Directive: Reproduce all the entries exactly.

Entries supplied:

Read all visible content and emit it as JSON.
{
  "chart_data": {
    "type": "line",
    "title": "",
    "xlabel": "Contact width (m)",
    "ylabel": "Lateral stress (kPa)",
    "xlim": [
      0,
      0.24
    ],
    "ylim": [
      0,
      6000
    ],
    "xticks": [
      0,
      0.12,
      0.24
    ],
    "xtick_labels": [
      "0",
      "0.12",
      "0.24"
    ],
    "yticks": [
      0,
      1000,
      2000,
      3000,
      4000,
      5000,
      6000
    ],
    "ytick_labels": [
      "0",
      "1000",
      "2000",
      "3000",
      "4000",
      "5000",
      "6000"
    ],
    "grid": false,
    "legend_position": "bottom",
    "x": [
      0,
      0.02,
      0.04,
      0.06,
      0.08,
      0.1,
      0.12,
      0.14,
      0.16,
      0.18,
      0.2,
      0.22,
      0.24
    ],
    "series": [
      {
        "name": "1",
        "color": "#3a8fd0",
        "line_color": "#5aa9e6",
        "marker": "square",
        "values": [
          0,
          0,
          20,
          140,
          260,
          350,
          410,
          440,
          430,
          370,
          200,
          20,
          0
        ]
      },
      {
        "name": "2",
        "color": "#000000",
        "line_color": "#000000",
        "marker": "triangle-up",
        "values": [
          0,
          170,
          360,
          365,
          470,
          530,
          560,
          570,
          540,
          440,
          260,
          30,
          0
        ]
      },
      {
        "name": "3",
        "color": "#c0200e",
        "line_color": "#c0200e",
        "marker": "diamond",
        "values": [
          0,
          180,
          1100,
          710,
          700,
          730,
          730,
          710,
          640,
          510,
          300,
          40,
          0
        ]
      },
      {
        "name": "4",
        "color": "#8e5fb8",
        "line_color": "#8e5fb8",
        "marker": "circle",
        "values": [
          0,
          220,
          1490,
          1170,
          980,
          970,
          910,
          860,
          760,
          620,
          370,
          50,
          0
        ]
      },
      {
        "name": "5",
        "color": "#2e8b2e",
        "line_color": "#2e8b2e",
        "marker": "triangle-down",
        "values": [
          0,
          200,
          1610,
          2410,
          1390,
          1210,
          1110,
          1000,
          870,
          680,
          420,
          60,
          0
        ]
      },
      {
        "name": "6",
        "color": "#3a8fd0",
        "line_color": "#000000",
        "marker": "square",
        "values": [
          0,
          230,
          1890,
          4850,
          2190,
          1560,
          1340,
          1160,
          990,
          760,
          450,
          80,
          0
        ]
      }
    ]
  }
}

Task response:
Read all visible content and emit it as JSON.
{
  "chart_data": {
    "type": "line",
    "title": "",
    "xlabel": "Contact width (m)",
    "ylabel": "Lateral stress (kPa)",
    "xlim": [
      0,
      0.24
    ],
    "ylim": [
      0,
      6000
    ],
    "xticks": [
      0,
      0.12,
      0.24
    ],
    "xtick_labels": [
      "0",
      "0.12",
      "0.24"
    ],
    "yticks": [
      0,
      1000,
      2000,
      3000,
      4000,
      5000,
      6000
    ],
    "ytick_labels": [
      "0",
      "1000",
      "2000",
      "3000",
      "4000",
      "5000",
      "6000"
    ],
    "grid": false,
    "legend_position": "bottom",
    "x": [
      0,
      0.02,
      0.04,
      0.06,
      0.08,
      0.1,
      0.12,
      0.14,
      0.16,
      0.18,
      0.2,
      0.22,
      0.24
    ],
    "series": [
      {
        "name": "1",
        "color": "#3a8fd0",
        "line_color": "#5aa9e6",
        "marker": "square",
        "values": [
          0,
          0,
          20,
          140,
          260,
          350,
          410,
          440,
          430,
          370,
          200,
          20,
          0
        ]
      },
      {
        "name": "2",
        "color": "#000000",
        "line_color": "#000000",
        "marker": "triangle-up",
        "values": [
          0,
          170,
          360,
          365,
          470,
          530,
          560,
          570,
          540,
          440,
          260,
          30,
          0
        ]
      },
      {
        "name": "3",
        "color": "#c0200e",
        "line_color": "#c0200e",
        "marker": "diamond",
        "values": [
          0,
          180,
          1100,
          710,
          700,
          730,
          730,
          710,
          640,
          510,
          300,
          40,
          0
        ]
      },
      {
        "name": "4",
        "color": "#8e5fb8",
        "line_color": "#8e5fb8",
        "marker": "circle",
        "values": [
          0,
          220,
          1490,
          1170,
          980,
          970,
          910,
          860,
          760,
          620,
          370,
          50,
          0
        ]
      },
      {
        "name": "5",
        "color": "#2e8b2e",
        "line_color": "#2e8b2e",
        "marker": "triangle-down",
        "values": [
          0,
          200,
          1610,
          2410,
          1390,
          1210,
          1110,
          1000,
          870,
          680,
          420,
          60,
          0
        ]
      },
      {
        "name": "6",
        "color": "#3a8fd0",
        "line_color": "#000000",
        "marker": "square",
        "values": [
          0,
          230,
          1890,
          4850,
          2190,
          1560,
          1340,
          1160,
          990,
          760,
          450,
          80,
          0
        ]
      }
    ]
  }
}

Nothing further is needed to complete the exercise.